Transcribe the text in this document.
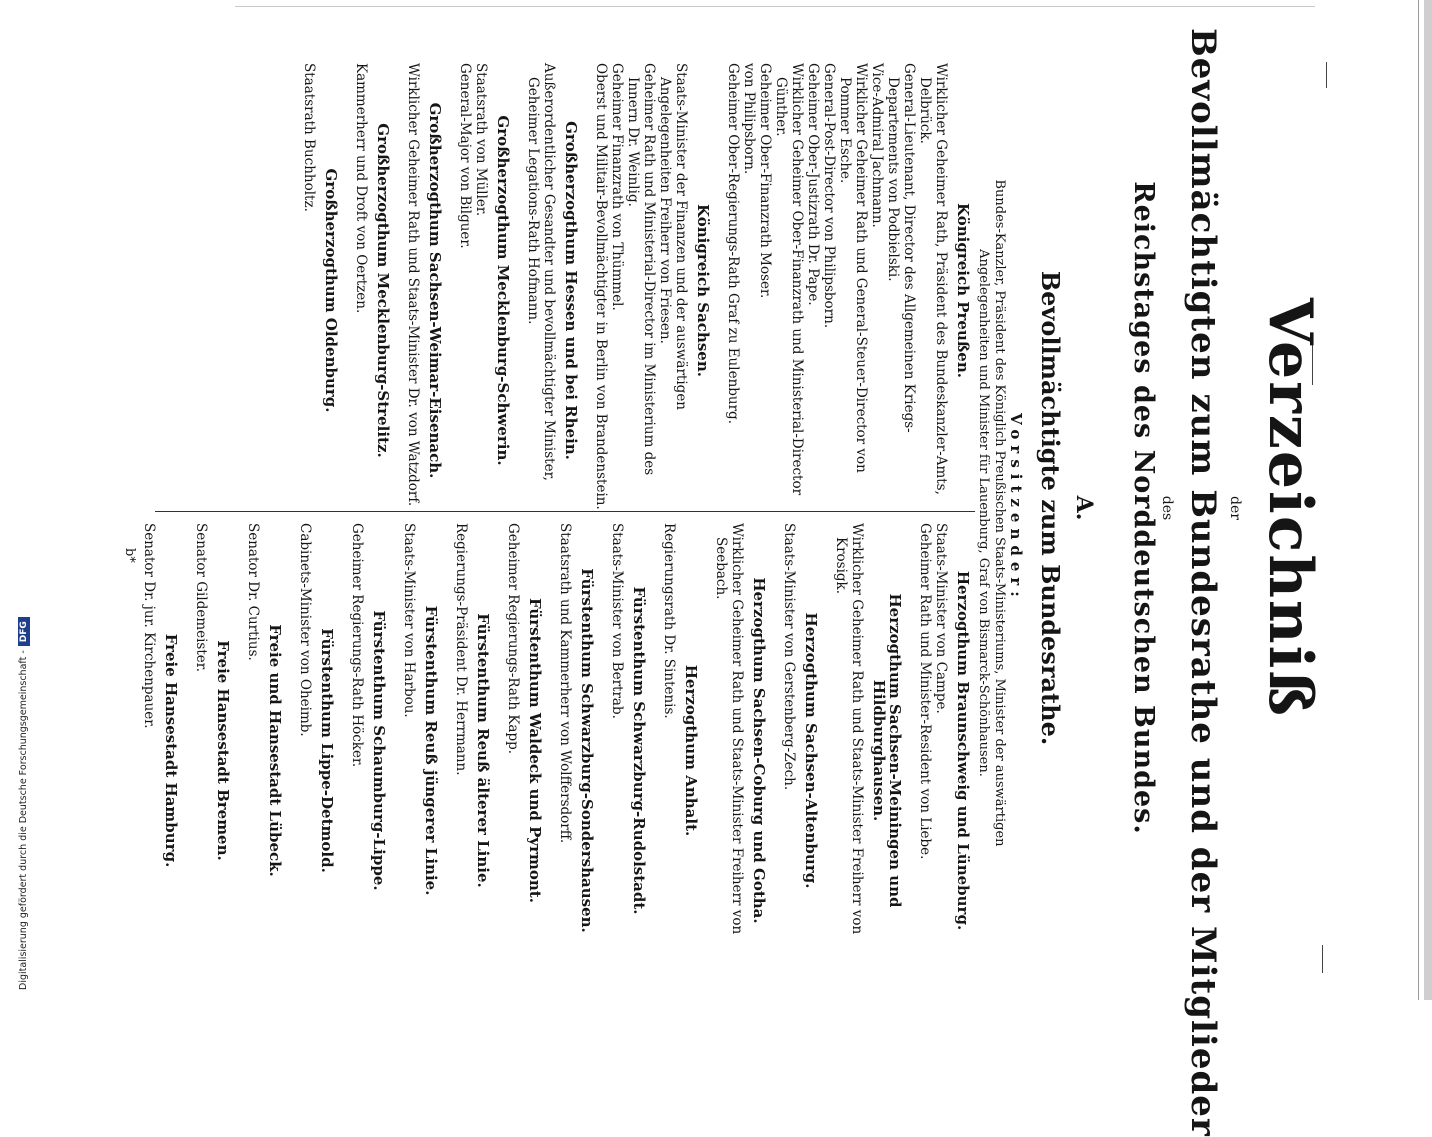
Verzeichniß
der
Bevollmächtigten zum Bundesrathe und der Mitglieder
des
Reichstages des Norddeutschen Bundes.
A.
Bevollmächtigte zum Bundesrathe.
Vorsitzender:
Bundes-Kanzler, Präsident des Königlich Preußischen Staats-Ministeriums, Minister der auswärtigen Angelegenheiten und Minister für Lauenburg, Graf von Bismarck-Schönhausen.
Königreich Preußen.
Wirklicher Geheimer Rath, Präsident des Bundeskanzler-Amts, Delbrück.
General-Lieutenant, Director des Allgemeinen Kriegs-Departements von Podbielski.
Vice-Admiral Jachmann.
Wirklicher Geheimer Rath und General-Steuer-Director von Pommer Esche.
General-Post-Director von Philipsborn.
Geheimer Ober-Justizrath Dr. Pape.
Wirklicher Geheimer Ober-Finanzrath und Ministerial-Director Günther.
Geheimer Ober-Finanzrath Moser.
von Philipsborn.
Geheimer Ober-Regierungs-Rath Graf zu Eulenburg.
Königreich Sachsen.
Staats-Minister der Finanzen und der auswärtigen Angelegenheiten Freiherr von Friesen.
Geheimer Rath und Ministerial-Director im Ministerium des Innern Dr. Weinlig.
Geheimer Finanzrath von Thümmel.
Oberst und Militair-Bevollmächtigter in Berlin von Brandenstein.
Großherzogthum Hessen und bei Rhein.
Außerordentlicher Gesandter und bevollmächtigter Minister, Geheimer Legations-Rath Hofmann.
Großherzogthum Mecklenburg-Schwerin.
Staatsrath von Müller.
General-Major von Bilguer.
Großherzogthum Sachsen-Weimar-Eisenach.
Wirklicher Geheimer Rath und Staats-Minister Dr. von Watzdorf.
Großherzogthum Mecklenburg-Strelitz.
Kammerherr und Droft von Oertzen.
Großherzogthum Oldenburg.
Staatsrath Buchholtz.
Herzogthum Braunschweig und Lüneburg.
Staats-Minister von Campe.
Geheimer Rath und Minister-Resident von Liebe.
Herzogthum Sachsen-Meiningen und Hildburghausen.
Wirklicher Geheimer Rath und Staats-Minister Freiherr von Krosigk.
Herzogthum Sachsen-Altenburg.
Staats-Minister von Gerstenberg-Zech.
Herzogthum Sachsen-Coburg und Gotha.
Wirklicher Geheimer Rath und Staats-Minister Freiherr von Seebach.
Herzogthum Anhalt.
Regierungsrath Dr. Sintenis.
Fürstenthum Schwarzburg-Rudolstadt.
Staats-Minister von Bertrab.
Fürstenthum Schwarzburg-Sondershausen.
Staatsrath und Kammerherr von Wolffersdorff.
Fürstenthum Waldeck und Pyrmont.
Geheimer Regierungs-Rath Kapp.
Fürstenthum Reuß älterer Linie.
Regierungs-Präsident Dr. Herrmann.
Fürstenthum Reuß jüngerer Linie.
Staats-Minister von Harbou.
Fürstenthum Schaumburg-Lippe.
Geheimer Regierungs-Rath Höcker.
Fürstenthum Lippe-Detmold.
Cabinets-Minister von Oheimb.
Freie und Hansestadt Lübeck.
Senator Dr. Curtius.
Freie Hansestadt Bremen.
Senator Gildemeister.
Freie Hansestadt Hamburg.
Senator Dr. jur. Kirchenpauer.
b*
Digitalisierung gefördert durch die Deutsche Forschungsgemeinschaft -DFG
==========
A faithful copy of the records above is needed, with the pictures left out.

Transcribe the text in this document.
Verzeichniß
der
Bevollmächtigten zum Bundesrathe und der Mitglieder
des
Reichstages des Norddeutschen Bundes.
A.
Bevollmächtigte zum Bundesrathe.
Vorsitzender:
Bundes-Kanzler, Präsident des Königlich Preußischen Staats-Ministeriums, Minister der auswärtigen Angelegenheiten und Minister für Lauenburg, Graf von Bismarck-Schönhausen.
Königreich Preußen.
Wirklicher Geheimer Rath, Präsident des Bundeskanzler-Amts, Delbrück.
General-Lieutenant, Director des Allgemeinen Kriegs-Departements von Podbielski.
Vice-Admiral Jachmann.
Wirklicher Geheimer Rath und General-Steuer-Director von Pommer Esche.
General-Post-Director von Philipsborn.
Geheimer Ober-Justizrath Dr. Pape.
Wirklicher Geheimer Ober-Finanzrath und Ministerial-Director Günther.
Geheimer Ober-Finanzrath Moser.
von Philipsborn.
Geheimer Ober-Regierungs-Rath Graf zu Eulenburg.
Königreich Sachsen.
Staats-Minister der Finanzen und der auswärtigen Angelegenheiten Freiherr von Friesen.
Geheimer Rath und Ministerial-Director im Ministerium des Innern Dr. Weinlig.
Geheimer Finanzrath von Thümmel.
Oberst und Militair-Bevollmächtigter in Berlin von Brandenstein.
Großherzogthum Hessen und bei Rhein.
Außerordentlicher Gesandter und bevollmächtigter Minister, Geheimer Legations-Rath Hofmann.
Großherzogthum Mecklenburg-Schwerin.
Staatsrath von Müller.
General-Major von Bilguer.
Großherzogthum Sachsen-Weimar-Eisenach.
Wirklicher Geheimer Rath und Staats-Minister Dr. von Watzdorf.
Großherzogthum Mecklenburg-Strelitz.
Kammerherr und Droft von Oertzen.
Großherzogthum Oldenburg.
Staatsrath Buchholtz.
Herzogthum Braunschweig und Lüneburg.
Staats-Minister von Campe.
Geheimer Rath und Minister-Resident von Liebe.
Herzogthum Sachsen-Meiningen und Hildburghausen.
Wirklicher Geheimer Rath und Staats-Minister Freiherr von Krosigk.
Herzogthum Sachsen-Altenburg.
Staats-Minister von Gerstenberg-Zech.
Herzogthum Sachsen-Coburg und Gotha.
Wirklicher Geheimer Rath und Staats-Minister Freiherr von Seebach.
Herzogthum Anhalt.
Regierungsrath Dr. Sintenis.
Fürstenthum Schwarzburg-Rudolstadt.
Staats-Minister von Bertrab.
Fürstenthum Schwarzburg-Sondershausen.
Staatsrath und Kammerherr von Wolffersdorff.
Fürstenthum Waldeck und Pyrmont.
Geheimer Regierungs-Rath Kapp.
Fürstenthum Reuß älterer Linie.
Regierungs-Präsident Dr. Herrmann.
Fürstenthum Reuß jüngerer Linie.
Staats-Minister von Harbou.
Fürstenthum Schaumburg-Lippe.
Geheimer Regierungs-Rath Höcker.
Fürstenthum Lippe-Detmold.
Cabinets-Minister von Oheimb.
Freie und Hansestadt Lübeck.
Senator Dr. Curtius.
Freie Hansestadt Bremen.
Senator Gildemeister.
Freie Hansestadt Hamburg.
Senator Dr. jur. Kirchenpauer.
b*
Digitalisierung gefördert durch die Deutsche Forschungsgemeinschaft -DFG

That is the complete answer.